** start of DATASET RECORDS **
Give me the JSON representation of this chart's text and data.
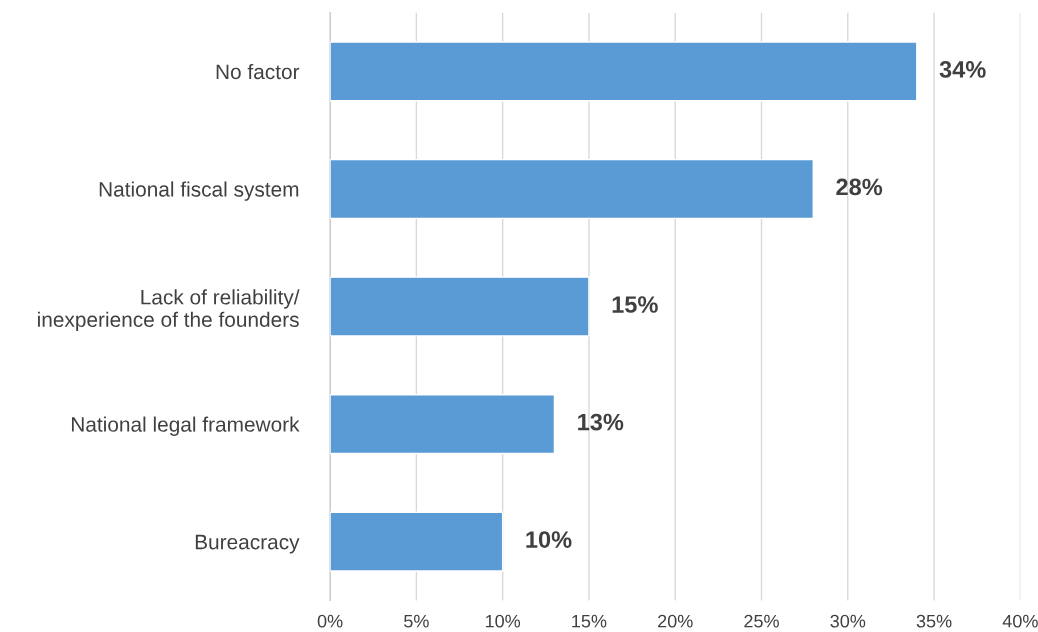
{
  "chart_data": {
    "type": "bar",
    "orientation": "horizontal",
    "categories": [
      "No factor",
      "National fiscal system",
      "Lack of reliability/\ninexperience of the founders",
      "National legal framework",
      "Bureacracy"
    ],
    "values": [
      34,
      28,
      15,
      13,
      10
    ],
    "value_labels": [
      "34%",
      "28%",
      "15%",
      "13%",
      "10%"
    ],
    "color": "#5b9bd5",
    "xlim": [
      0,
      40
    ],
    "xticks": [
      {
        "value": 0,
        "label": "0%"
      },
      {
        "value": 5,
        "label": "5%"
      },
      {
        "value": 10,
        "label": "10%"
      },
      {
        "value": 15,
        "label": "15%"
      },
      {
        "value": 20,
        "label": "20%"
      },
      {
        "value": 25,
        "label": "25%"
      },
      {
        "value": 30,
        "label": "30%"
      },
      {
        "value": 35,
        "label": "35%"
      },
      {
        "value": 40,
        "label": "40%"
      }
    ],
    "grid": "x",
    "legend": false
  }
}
** end of DATASET RECORDS **
** start of DATASET RECORDS **
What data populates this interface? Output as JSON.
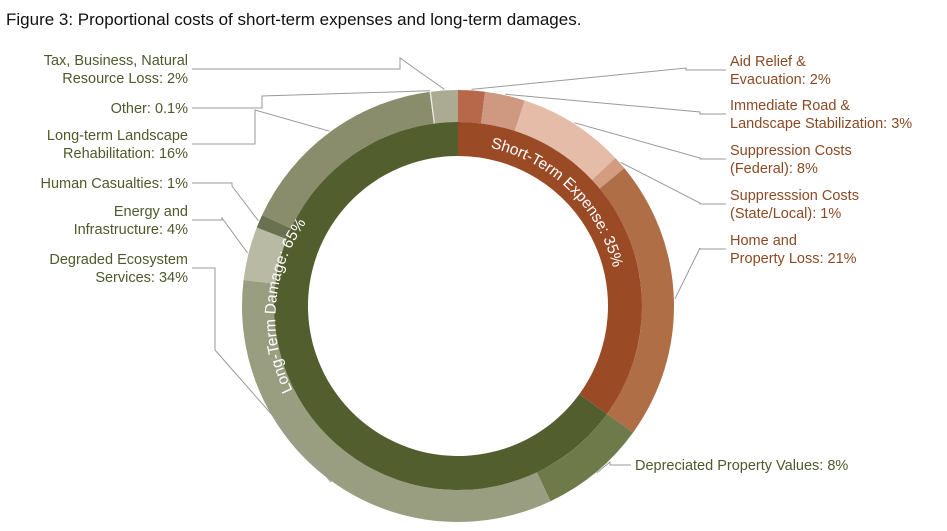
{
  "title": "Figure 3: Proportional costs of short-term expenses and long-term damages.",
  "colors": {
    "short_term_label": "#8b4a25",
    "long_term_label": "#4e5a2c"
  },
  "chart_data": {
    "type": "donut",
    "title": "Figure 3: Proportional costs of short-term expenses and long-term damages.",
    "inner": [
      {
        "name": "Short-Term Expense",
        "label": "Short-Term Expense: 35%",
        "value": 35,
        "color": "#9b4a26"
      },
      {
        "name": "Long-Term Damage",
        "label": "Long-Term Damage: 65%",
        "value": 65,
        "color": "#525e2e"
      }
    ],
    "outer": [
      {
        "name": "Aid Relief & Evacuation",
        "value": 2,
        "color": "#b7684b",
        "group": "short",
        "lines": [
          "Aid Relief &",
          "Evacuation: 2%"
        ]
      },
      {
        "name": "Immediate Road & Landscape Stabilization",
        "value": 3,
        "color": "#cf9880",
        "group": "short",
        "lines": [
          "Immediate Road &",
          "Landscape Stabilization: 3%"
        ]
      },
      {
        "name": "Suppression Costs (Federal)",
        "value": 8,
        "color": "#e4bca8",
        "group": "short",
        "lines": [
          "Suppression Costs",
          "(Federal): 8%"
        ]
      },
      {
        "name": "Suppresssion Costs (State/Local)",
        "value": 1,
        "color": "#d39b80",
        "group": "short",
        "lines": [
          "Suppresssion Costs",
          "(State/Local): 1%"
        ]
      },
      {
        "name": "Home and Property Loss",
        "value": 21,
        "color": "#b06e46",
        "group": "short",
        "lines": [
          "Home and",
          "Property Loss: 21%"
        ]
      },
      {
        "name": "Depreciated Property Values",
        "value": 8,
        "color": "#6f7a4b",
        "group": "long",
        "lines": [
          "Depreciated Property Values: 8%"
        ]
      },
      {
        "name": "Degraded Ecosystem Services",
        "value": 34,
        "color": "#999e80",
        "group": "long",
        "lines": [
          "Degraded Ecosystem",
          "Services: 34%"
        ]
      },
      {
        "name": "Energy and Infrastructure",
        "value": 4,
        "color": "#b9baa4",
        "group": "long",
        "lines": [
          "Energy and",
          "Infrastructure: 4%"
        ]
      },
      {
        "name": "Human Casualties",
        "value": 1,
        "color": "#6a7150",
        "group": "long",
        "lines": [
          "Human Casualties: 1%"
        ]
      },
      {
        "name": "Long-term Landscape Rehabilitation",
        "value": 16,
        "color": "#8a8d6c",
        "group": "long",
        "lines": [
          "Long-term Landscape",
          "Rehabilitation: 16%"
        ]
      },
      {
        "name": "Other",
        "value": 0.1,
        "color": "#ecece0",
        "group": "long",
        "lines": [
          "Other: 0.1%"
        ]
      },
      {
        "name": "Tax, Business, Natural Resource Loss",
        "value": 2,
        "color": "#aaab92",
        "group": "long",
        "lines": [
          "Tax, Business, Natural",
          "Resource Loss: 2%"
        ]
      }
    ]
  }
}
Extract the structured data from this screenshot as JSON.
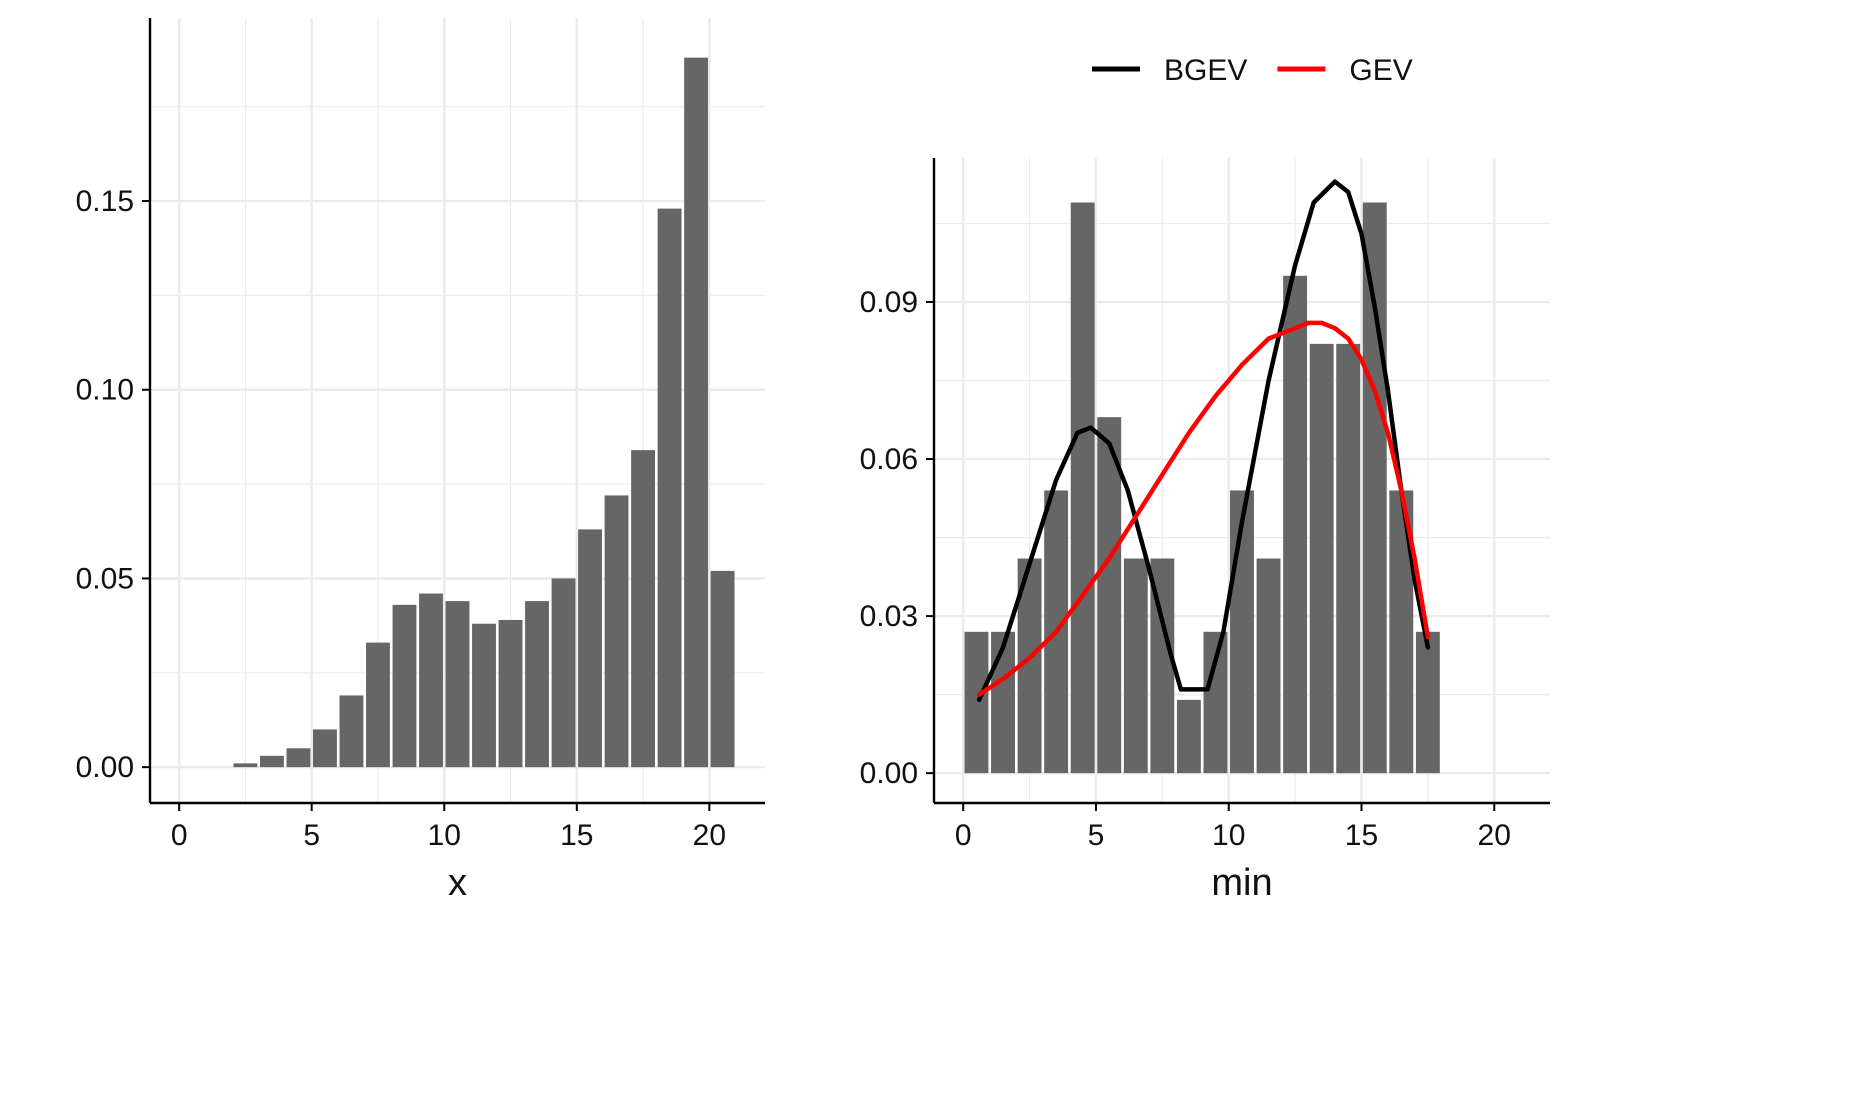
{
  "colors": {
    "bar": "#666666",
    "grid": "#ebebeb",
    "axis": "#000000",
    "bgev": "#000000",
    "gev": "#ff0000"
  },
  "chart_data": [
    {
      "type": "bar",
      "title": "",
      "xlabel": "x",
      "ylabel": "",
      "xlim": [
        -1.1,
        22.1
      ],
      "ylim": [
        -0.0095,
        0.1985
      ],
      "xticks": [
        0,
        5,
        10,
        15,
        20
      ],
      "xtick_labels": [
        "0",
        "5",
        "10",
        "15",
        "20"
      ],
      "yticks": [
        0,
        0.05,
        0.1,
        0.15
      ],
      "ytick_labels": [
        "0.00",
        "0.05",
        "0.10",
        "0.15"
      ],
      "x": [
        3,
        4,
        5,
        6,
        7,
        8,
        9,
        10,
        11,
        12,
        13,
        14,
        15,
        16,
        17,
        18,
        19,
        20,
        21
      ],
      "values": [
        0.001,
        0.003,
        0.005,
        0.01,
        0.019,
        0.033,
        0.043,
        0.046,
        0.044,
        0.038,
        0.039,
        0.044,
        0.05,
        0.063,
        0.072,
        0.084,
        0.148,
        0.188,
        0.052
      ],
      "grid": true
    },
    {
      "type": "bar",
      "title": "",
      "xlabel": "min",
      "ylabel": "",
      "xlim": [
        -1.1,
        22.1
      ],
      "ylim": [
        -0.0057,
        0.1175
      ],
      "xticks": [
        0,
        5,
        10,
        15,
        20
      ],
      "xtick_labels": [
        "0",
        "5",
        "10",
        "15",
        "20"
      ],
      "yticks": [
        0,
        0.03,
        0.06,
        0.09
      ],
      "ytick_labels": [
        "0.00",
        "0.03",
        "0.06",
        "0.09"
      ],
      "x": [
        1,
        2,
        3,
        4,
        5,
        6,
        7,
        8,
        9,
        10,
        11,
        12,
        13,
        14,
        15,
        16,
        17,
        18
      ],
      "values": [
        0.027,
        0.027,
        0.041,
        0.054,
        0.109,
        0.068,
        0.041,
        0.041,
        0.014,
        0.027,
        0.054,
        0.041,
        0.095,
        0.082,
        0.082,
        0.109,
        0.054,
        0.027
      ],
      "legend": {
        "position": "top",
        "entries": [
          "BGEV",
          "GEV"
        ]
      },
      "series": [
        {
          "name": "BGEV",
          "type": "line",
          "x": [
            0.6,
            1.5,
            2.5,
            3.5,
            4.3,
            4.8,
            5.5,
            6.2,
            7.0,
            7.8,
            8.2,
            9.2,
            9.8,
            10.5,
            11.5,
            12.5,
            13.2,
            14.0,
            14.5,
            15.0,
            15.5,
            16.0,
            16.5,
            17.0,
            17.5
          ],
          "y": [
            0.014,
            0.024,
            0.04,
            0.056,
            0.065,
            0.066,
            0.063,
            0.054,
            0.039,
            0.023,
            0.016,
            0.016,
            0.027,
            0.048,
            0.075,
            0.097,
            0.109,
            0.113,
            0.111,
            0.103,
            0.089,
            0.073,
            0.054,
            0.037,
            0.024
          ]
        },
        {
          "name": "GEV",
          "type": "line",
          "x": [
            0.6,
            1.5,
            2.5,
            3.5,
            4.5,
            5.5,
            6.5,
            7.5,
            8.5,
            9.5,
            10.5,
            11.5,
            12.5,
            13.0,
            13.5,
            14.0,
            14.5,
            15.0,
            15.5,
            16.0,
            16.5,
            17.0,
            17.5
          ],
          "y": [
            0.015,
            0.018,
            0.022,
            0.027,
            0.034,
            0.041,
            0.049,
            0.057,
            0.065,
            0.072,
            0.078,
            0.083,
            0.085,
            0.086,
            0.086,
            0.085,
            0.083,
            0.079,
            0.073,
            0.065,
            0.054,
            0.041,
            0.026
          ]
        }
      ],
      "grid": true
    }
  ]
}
** end of DATASET RECORDS **
** start of DATASET RECORDS **
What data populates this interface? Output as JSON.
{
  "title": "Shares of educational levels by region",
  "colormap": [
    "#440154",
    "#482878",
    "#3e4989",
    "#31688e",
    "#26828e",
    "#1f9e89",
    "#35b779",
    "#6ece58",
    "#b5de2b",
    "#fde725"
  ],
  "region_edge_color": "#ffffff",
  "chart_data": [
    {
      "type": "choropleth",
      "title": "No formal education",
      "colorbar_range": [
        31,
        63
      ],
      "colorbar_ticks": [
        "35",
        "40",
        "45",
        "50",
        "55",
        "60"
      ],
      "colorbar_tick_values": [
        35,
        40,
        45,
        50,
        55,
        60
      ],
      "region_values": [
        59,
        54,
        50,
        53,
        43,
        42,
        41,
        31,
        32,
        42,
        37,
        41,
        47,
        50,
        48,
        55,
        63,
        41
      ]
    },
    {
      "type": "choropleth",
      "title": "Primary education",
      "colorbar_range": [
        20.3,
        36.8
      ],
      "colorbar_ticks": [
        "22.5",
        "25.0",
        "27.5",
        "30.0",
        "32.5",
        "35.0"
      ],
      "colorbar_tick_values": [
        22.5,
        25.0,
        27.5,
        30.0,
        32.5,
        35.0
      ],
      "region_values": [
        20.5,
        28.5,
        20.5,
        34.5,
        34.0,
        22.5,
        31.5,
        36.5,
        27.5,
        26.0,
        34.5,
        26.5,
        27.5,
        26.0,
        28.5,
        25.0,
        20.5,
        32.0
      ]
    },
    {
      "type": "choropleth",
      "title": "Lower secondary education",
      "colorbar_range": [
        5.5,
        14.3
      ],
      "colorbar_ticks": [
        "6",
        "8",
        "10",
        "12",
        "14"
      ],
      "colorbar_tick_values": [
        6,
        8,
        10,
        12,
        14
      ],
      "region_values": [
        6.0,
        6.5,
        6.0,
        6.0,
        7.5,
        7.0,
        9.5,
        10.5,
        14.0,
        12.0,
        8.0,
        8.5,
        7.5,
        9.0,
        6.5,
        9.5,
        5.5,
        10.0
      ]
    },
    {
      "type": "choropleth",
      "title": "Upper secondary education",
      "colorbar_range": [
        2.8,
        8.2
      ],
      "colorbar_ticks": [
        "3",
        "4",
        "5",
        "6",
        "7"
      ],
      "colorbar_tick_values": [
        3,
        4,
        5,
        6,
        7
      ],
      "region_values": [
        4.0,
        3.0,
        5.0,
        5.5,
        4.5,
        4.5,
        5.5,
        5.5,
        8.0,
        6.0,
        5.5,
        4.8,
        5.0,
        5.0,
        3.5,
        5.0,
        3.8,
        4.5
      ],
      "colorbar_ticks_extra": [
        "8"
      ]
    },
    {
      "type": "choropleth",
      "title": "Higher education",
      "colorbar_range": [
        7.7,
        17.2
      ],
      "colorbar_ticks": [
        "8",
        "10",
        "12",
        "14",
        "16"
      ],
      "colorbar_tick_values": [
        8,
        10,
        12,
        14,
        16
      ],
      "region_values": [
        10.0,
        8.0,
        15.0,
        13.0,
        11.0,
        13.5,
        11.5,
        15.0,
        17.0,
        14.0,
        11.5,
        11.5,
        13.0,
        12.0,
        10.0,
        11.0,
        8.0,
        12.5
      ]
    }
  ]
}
** end of DATASET RECORDS **
[YOUR INSTRUCTIONS] Copy each line from the data above that includes "Rehabilitation".

[FULL SOLUTION]
        "name": "Long-term Landscape Rehabilitation",
          "Rehabilitation: 16%"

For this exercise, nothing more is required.